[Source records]
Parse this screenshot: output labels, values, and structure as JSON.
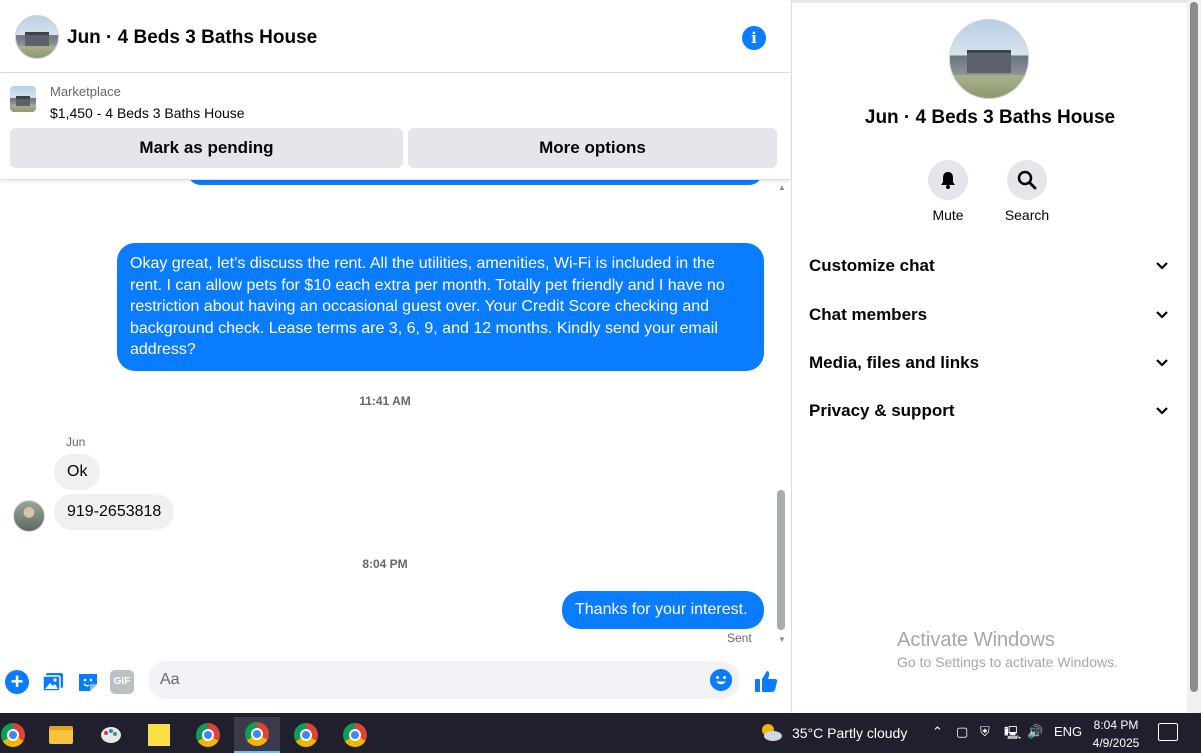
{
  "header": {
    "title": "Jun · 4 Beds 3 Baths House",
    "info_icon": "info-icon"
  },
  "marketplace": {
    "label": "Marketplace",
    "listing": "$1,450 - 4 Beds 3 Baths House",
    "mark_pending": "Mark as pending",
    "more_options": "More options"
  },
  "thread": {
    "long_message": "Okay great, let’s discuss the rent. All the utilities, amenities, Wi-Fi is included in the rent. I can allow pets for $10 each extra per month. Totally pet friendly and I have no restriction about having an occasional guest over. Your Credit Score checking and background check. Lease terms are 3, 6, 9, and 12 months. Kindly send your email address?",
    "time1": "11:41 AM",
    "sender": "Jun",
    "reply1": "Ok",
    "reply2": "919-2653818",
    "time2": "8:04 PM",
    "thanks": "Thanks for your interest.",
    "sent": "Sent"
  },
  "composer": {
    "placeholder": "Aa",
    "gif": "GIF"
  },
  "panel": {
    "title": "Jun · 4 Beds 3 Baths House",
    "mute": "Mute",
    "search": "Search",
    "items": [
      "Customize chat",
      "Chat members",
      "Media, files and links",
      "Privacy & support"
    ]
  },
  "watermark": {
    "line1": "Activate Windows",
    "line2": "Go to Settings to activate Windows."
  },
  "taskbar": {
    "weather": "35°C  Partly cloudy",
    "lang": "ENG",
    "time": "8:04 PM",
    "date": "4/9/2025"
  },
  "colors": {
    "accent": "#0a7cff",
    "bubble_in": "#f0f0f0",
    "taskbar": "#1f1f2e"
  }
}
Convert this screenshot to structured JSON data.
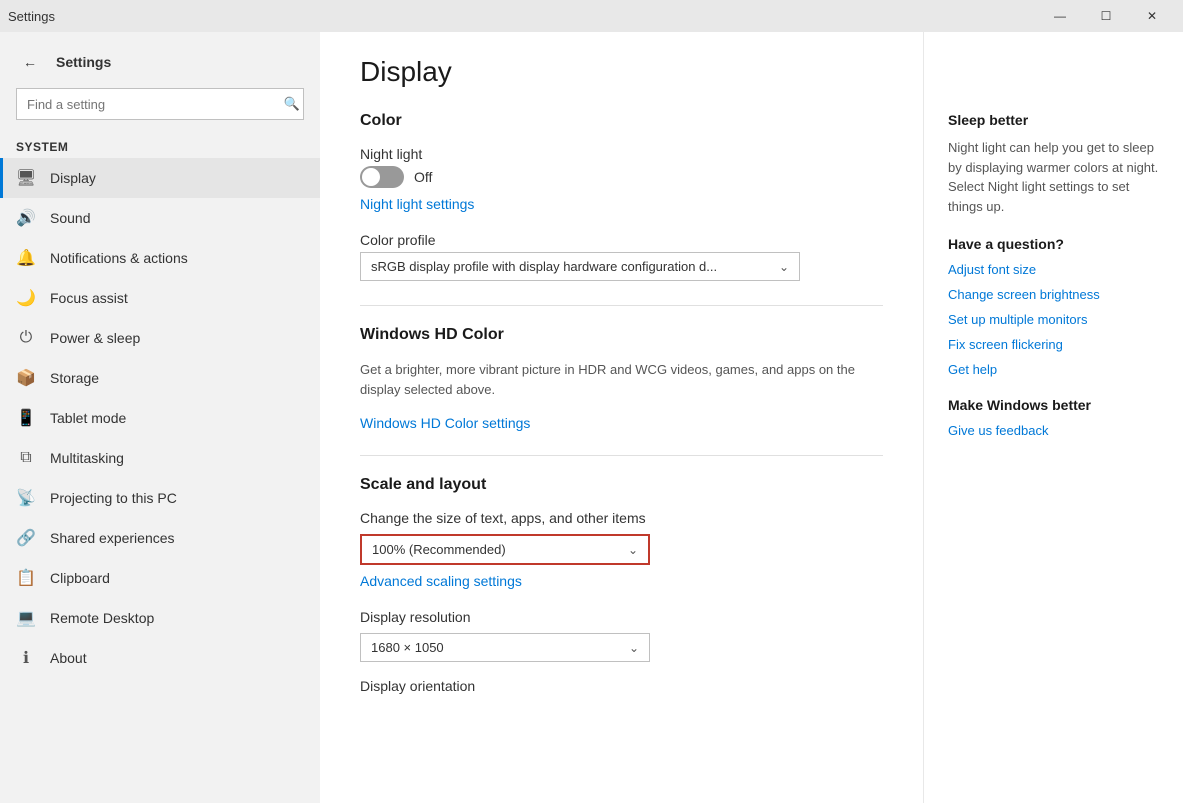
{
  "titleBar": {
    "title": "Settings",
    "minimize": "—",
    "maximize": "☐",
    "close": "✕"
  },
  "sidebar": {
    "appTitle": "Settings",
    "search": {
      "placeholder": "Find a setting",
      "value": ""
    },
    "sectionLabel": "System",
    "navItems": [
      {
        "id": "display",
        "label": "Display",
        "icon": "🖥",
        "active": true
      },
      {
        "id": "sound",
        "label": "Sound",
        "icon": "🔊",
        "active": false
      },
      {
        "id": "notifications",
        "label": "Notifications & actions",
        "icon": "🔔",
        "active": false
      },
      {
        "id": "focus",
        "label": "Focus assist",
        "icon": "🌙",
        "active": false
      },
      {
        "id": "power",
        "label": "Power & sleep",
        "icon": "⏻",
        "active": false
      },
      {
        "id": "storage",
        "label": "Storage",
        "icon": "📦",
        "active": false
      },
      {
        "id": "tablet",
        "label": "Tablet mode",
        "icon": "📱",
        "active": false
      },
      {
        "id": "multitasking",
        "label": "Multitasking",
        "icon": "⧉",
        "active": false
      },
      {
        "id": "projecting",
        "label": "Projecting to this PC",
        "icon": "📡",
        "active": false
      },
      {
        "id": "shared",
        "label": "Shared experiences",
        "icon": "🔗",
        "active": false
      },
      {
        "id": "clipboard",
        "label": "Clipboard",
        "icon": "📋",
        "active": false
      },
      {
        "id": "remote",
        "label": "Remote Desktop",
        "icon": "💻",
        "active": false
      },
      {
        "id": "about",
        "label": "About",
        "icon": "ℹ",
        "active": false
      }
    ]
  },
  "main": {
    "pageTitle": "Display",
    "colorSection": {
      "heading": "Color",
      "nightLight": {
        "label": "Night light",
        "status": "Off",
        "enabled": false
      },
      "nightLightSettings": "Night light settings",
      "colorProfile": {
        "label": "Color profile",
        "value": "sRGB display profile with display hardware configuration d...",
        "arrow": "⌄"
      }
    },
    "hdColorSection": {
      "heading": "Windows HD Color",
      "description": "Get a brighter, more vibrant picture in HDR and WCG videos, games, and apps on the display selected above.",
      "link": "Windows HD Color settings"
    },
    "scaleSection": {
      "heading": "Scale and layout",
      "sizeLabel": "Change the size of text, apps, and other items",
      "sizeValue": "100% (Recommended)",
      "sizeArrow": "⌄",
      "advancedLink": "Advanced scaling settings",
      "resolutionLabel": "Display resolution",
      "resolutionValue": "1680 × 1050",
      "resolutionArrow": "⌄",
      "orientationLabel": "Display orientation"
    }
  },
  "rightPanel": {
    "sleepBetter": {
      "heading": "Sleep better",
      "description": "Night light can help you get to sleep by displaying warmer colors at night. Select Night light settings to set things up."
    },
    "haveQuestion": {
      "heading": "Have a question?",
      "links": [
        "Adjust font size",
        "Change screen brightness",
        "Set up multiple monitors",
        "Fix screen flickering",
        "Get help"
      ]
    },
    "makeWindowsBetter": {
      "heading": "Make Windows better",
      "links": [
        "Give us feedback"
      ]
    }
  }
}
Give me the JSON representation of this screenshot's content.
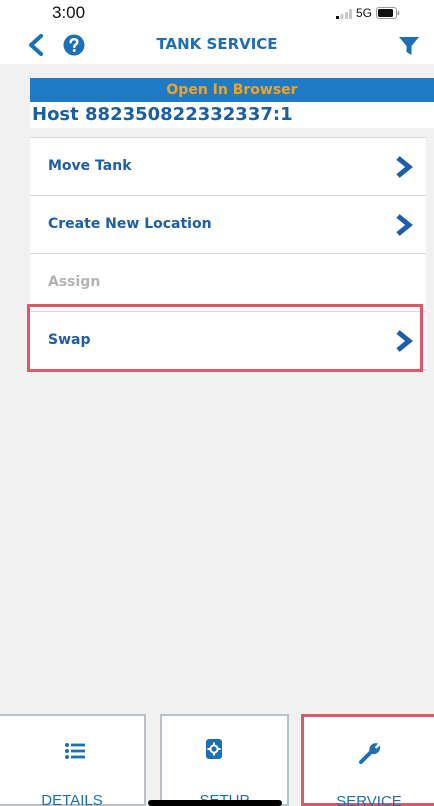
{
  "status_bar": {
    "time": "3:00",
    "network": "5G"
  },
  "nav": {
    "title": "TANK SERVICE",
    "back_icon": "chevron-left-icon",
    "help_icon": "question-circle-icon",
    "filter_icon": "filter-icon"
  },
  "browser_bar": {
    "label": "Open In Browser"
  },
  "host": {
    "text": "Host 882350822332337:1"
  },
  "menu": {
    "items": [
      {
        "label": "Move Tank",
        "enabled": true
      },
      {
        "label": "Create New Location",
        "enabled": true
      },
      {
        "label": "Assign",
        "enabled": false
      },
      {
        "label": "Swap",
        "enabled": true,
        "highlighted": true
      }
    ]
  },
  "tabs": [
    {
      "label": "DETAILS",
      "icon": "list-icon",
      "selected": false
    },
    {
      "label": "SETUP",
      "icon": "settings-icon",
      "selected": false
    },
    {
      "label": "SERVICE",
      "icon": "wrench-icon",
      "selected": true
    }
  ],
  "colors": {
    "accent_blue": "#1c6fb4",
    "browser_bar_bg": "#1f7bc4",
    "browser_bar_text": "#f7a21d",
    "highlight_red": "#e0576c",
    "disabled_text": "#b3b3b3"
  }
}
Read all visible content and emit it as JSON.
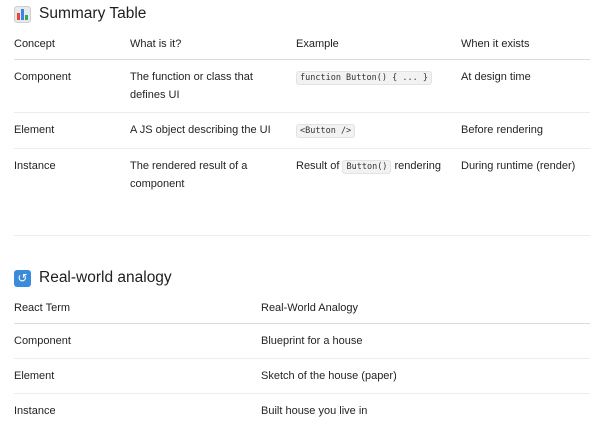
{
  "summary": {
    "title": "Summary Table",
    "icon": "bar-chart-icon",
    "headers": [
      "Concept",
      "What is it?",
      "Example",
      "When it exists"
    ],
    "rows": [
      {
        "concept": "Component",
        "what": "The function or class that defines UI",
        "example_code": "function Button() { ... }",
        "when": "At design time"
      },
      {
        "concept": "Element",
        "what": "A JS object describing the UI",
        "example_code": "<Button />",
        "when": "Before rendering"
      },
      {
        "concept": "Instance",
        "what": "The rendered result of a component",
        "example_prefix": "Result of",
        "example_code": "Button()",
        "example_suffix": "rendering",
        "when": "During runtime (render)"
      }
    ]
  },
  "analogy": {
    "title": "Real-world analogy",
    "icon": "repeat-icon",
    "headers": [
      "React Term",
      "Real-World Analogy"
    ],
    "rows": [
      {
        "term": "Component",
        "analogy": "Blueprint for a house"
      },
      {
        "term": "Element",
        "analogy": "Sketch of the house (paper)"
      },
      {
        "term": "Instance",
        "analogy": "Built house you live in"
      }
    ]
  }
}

Task statement —
Leave out the pictures and give the listing above again exactly.

Written response —
Parse this screenshot: output labels, values, and structure as JSON.
{
  "header": {
    "title": "Jun · 4 Beds 3 Baths House",
    "info_icon": "info-icon"
  },
  "marketplace": {
    "label": "Marketplace",
    "listing": "$1,450 - 4 Beds 3 Baths House",
    "mark_pending": "Mark as pending",
    "more_options": "More options"
  },
  "thread": {
    "long_message": "Okay great, let’s discuss the rent. All the utilities, amenities, Wi-Fi is included in the rent. I can allow pets for $10 each extra per month. Totally pet friendly and I have no restriction about having an occasional guest over. Your Credit Score checking and background check. Lease terms are 3, 6, 9, and 12 months. Kindly send your email address?",
    "time1": "11:41 AM",
    "sender": "Jun",
    "reply1": "Ok",
    "reply2": "919-2653818",
    "time2": "8:04 PM",
    "thanks": "Thanks for your interest.",
    "sent": "Sent"
  },
  "composer": {
    "placeholder": "Aa",
    "gif": "GIF"
  },
  "panel": {
    "title": "Jun · 4 Beds 3 Baths House",
    "mute": "Mute",
    "search": "Search",
    "items": [
      "Customize chat",
      "Chat members",
      "Media, files and links",
      "Privacy & support"
    ]
  },
  "watermark": {
    "line1": "Activate Windows",
    "line2": "Go to Settings to activate Windows."
  },
  "taskbar": {
    "weather": "35°C  Partly cloudy",
    "lang": "ENG",
    "time": "8:04 PM",
    "date": "4/9/2025"
  },
  "colors": {
    "accent": "#0a7cff",
    "bubble_in": "#f0f0f0",
    "taskbar": "#1f1f2e"
  }
}
Convert this screenshot to structured JSON data.
{
  "titleBar": {
    "title": "Settings",
    "minimize": "—",
    "maximize": "☐",
    "close": "✕"
  },
  "sidebar": {
    "appTitle": "Settings",
    "search": {
      "placeholder": "Find a setting",
      "value": ""
    },
    "sectionLabel": "System",
    "navItems": [
      {
        "id": "display",
        "label": "Display",
        "icon": "🖥",
        "active": true
      },
      {
        "id": "sound",
        "label": "Sound",
        "icon": "🔊",
        "active": false
      },
      {
        "id": "notifications",
        "label": "Notifications & actions",
        "icon": "🔔",
        "active": false
      },
      {
        "id": "focus",
        "label": "Focus assist",
        "icon": "🌙",
        "active": false
      },
      {
        "id": "power",
        "label": "Power & sleep",
        "icon": "⏻",
        "active": false
      },
      {
        "id": "storage",
        "label": "Storage",
        "icon": "📦",
        "active": false
      },
      {
        "id": "tablet",
        "label": "Tablet mode",
        "icon": "📱",
        "active": false
      },
      {
        "id": "multitasking",
        "label": "Multitasking",
        "icon": "⧉",
        "active": false
      },
      {
        "id": "projecting",
        "label": "Projecting to this PC",
        "icon": "📡",
        "active": false
      },
      {
        "id": "shared",
        "label": "Shared experiences",
        "icon": "🔗",
        "active": false
      },
      {
        "id": "clipboard",
        "label": "Clipboard",
        "icon": "📋",
        "active": false
      },
      {
        "id": "remote",
        "label": "Remote Desktop",
        "icon": "💻",
        "active": false
      },
      {
        "id": "about",
        "label": "About",
        "icon": "ℹ",
        "active": false
      }
    ]
  },
  "main": {
    "pageTitle": "Display",
    "colorSection": {
      "heading": "Color",
      "nightLight": {
        "label": "Night light",
        "status": "Off",
        "enabled": false
      },
      "nightLightSettings": "Night light settings",
      "colorProfile": {
        "label": "Color profile",
        "value": "sRGB display profile with display hardware configuration d...",
        "arrow": "⌄"
      }
    },
    "hdColorSection": {
      "heading": "Windows HD Color",
      "description": "Get a brighter, more vibrant picture in HDR and WCG videos, games, and apps on the display selected above.",
      "link": "Windows HD Color settings"
    },
    "scaleSection": {
      "heading": "Scale and layout",
      "sizeLabel": "Change the size of text, apps, and other items",
      "sizeValue": "100% (Recommended)",
      "sizeArrow": "⌄",
      "advancedLink": "Advanced scaling settings",
      "resolutionLabel": "Display resolution",
      "resolutionValue": "1680 × 1050",
      "resolutionArrow": "⌄",
      "orientationLabel": "Display orientation"
    }
  },
  "rightPanel": {
    "sleepBetter": {
      "heading": "Sleep better",
      "description": "Night light can help you get to sleep by displaying warmer colors at night. Select Night light settings to set things up."
    },
    "haveQuestion": {
      "heading": "Have a question?",
      "links": [
        "Adjust font size",
        "Change screen brightness",
        "Set up multiple monitors",
        "Fix screen flickering",
        "Get help"
      ]
    },
    "makeWindowsBetter": {
      "heading": "Make Windows better",
      "links": [
        "Give us feedback"
      ]
    }
  }
}
Give me the JSON representation of this screenshot's content.
{
  "status_bar": {
    "time": "3:00",
    "network": "5G"
  },
  "nav": {
    "title": "TANK SERVICE",
    "back_icon": "chevron-left-icon",
    "help_icon": "question-circle-icon",
    "filter_icon": "filter-icon"
  },
  "browser_bar": {
    "label": "Open In Browser"
  },
  "host": {
    "text": "Host 882350822332337:1"
  },
  "menu": {
    "items": [
      {
        "label": "Move Tank",
        "enabled": true
      },
      {
        "label": "Create New Location",
        "enabled": true
      },
      {
        "label": "Assign",
        "enabled": false
      },
      {
        "label": "Swap",
        "enabled": true,
        "highlighted": true
      }
    ]
  },
  "tabs": [
    {
      "label": "DETAILS",
      "icon": "list-icon",
      "selected": false
    },
    {
      "label": "SETUP",
      "icon": "settings-icon",
      "selected": false
    },
    {
      "label": "SERVICE",
      "icon": "wrench-icon",
      "selected": true
    }
  ],
  "colors": {
    "accent_blue": "#1c6fb4",
    "browser_bar_bg": "#1f7bc4",
    "browser_bar_text": "#f7a21d",
    "highlight_red": "#e0576c",
    "disabled_text": "#b3b3b3"
  }
}
Read all visible content and emit it as JSON.
{
  "summary": {
    "title": "Summary Table",
    "icon": "bar-chart-icon",
    "headers": [
      "Concept",
      "What is it?",
      "Example",
      "When it exists"
    ],
    "rows": [
      {
        "concept": "Component",
        "what": "The function or class that defines UI",
        "example_code": "function Button() { ... }",
        "when": "At design time"
      },
      {
        "concept": "Element",
        "what": "A JS object describing the UI",
        "example_code": "<Button />",
        "when": "Before rendering"
      },
      {
        "concept": "Instance",
        "what": "The rendered result of a component",
        "example_prefix": "Result of",
        "example_code": "Button()",
        "example_suffix": "rendering",
        "when": "During runtime (render)"
      }
    ]
  },
  "analogy": {
    "title": "Real-world analogy",
    "icon": "repeat-icon",
    "headers": [
      "React Term",
      "Real-World Analogy"
    ],
    "rows": [
      {
        "term": "Component",
        "analogy": "Blueprint for a house"
      },
      {
        "term": "Element",
        "analogy": "Sketch of the house (paper)"
      },
      {
        "term": "Instance",
        "analogy": "Built house you live in"
      }
    ]
  }
}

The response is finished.